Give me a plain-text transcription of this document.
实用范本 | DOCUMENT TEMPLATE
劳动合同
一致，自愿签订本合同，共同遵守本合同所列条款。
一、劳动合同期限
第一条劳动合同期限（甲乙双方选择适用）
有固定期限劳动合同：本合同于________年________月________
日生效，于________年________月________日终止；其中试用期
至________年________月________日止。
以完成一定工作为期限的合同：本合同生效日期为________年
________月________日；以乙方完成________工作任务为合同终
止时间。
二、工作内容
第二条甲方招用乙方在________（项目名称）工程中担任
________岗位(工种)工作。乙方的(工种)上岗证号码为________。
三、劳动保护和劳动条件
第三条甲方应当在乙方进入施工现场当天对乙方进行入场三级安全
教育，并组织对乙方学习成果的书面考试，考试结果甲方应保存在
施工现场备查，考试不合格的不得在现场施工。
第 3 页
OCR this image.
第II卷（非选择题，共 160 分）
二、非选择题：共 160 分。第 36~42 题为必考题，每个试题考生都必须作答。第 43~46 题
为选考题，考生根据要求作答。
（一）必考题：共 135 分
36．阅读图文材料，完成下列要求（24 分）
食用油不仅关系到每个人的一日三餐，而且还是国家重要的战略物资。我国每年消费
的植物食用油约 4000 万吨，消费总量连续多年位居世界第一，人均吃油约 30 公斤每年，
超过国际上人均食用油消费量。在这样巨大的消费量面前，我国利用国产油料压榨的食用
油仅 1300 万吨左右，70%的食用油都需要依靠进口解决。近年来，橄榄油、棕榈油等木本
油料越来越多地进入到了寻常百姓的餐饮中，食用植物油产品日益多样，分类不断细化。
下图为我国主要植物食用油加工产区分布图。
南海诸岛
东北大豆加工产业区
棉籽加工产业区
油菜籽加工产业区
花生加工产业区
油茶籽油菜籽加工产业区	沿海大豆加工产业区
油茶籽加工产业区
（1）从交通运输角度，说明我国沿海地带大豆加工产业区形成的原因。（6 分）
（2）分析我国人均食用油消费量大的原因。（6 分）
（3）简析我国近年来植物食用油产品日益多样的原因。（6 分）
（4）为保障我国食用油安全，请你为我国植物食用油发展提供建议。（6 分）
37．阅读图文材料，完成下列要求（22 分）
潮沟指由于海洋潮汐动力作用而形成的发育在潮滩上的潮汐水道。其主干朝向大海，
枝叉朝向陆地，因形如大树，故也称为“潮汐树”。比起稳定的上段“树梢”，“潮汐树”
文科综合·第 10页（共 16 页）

WORK REQUIRED: State the number of lines holding the word "非选择题" in the listing. Add nothing else.

WRITTEN ANSWER: 2